• [Work task 1]
According to the Yosemite program information, on what date is the Student and Parent Orientation held, and through what platform?
• [Work task 2]
Extend the Yosemite program information past its last line.

• [Excerpt]
^^^^^^^^^^^^^^^^

Yosemite Program Information

Selected students and chaperones will participate in the 2023 NatureBridge in Yosemite Program April 2 – 7.

Due no later than March 1:

  • NatureBridge Registration (available online only).  Once you complete the form, you will receive an email from registration@naturebridge.org asking you to verify your signature. Click the link in that email to complete the registration process.
  • Participant Agreement
  • Code of Conduct/Photo Use Agreement
  • Community Service Verification Form


Program timeline:

  • November 1-30 – Applications accepted for 2023 Yosemite Program
  • Mid-December – Student applications out to schools for evaluation and selection
  • Mid-December – Chaperone selection and notification
  • January 20 – Student selections due from schools
  • Late January – Student notification via email
  • Late January – Required forms mailed to student’s home mailing address
  • March 1 – Required forms, community service, and NatureBridge Registration Forms due
  • March 14 – Student and Parent Orientation via Zoom
  • April 1 – Pre-trip COVID-19 testing
    • Free testing 10 a.m.- 2 p.m. at The McConnell Foundation in Redding and 11 a.m.-1 p.m. at Antelope Elementary School in Red Bluff. For  testing in Red Bluff, please pre-register by emailing ana@mcconnellfoundation.org. A parent/guardian must accompany student in Red Bluff.

^^^^^^^^^^^^^^^^

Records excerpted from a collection
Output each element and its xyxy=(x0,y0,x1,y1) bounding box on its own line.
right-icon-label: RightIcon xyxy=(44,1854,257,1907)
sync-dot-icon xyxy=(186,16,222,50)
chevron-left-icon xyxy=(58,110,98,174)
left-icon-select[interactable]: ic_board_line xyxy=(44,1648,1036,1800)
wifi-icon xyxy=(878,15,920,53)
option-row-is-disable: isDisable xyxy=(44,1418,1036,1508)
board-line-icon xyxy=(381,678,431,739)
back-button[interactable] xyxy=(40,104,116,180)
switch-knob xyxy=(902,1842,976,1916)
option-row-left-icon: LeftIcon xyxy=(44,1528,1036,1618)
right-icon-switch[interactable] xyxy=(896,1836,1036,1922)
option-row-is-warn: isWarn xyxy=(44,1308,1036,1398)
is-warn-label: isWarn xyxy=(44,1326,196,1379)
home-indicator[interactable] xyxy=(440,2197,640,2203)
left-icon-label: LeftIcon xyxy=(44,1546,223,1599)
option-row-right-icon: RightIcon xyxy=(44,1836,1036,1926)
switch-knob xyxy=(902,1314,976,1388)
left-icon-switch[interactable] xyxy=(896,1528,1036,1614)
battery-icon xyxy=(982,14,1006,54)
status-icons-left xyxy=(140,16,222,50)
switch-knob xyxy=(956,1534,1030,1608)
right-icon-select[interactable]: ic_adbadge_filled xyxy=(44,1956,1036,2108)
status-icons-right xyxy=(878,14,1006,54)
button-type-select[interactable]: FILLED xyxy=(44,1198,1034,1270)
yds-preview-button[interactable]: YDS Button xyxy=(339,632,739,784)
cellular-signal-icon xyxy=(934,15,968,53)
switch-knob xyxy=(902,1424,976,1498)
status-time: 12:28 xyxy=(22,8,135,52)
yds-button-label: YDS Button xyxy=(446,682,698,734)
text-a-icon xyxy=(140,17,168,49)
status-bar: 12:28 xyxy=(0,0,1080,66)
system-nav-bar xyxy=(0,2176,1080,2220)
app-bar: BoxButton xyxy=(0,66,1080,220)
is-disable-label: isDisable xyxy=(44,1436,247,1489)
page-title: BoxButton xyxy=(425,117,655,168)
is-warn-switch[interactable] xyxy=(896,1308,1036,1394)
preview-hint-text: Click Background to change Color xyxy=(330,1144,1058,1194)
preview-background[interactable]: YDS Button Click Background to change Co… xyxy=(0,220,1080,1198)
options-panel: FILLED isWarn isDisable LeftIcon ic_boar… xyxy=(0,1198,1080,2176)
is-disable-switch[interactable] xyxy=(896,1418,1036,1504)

^^^^^^^^^^^^^^^^

• [Expected answer 1]
March 14, via Zoom.

• [Expected answer 2]
  • April 2 – Leave for Yosemite National Park
  • April 7 – Return from Yosemite National Park

More About NatureBridge in Yosemite

Yosemite1NatureBridge in Yosemite is a five-day outdoor environmental education program that The McConnell Foundation offers to North State students.  NatureBridge is a nonprofit organization that has provided environmental education  in partnership with the National Park Service since 1971.  In addition to Yosemite, NatureBridge offers programs in Olympic Park, Washington; Headlands Institute at Marin Headlands in the Bay Area; and Santa Monica Mountains Institute in Southern California.

yosimite3In 1989, The McConnell Foundation began funding theYosemite Program for students in the North State.  Each spring, high school sophomores and juniors from public high schools and public charter schools in Modoc, Shasta, Siskiyou, Tehama and Trinity counties, and Big Valley High School in Lassen County spend a transformative week in Yosemite. Groups of students, led by NatureBridge field instructors, explore the park and participate in discussions and activities designed to heighten awareness of the importance of our natural world.  Keeping this goal in mind, curriculum taught during the week aligns with state and federal standards.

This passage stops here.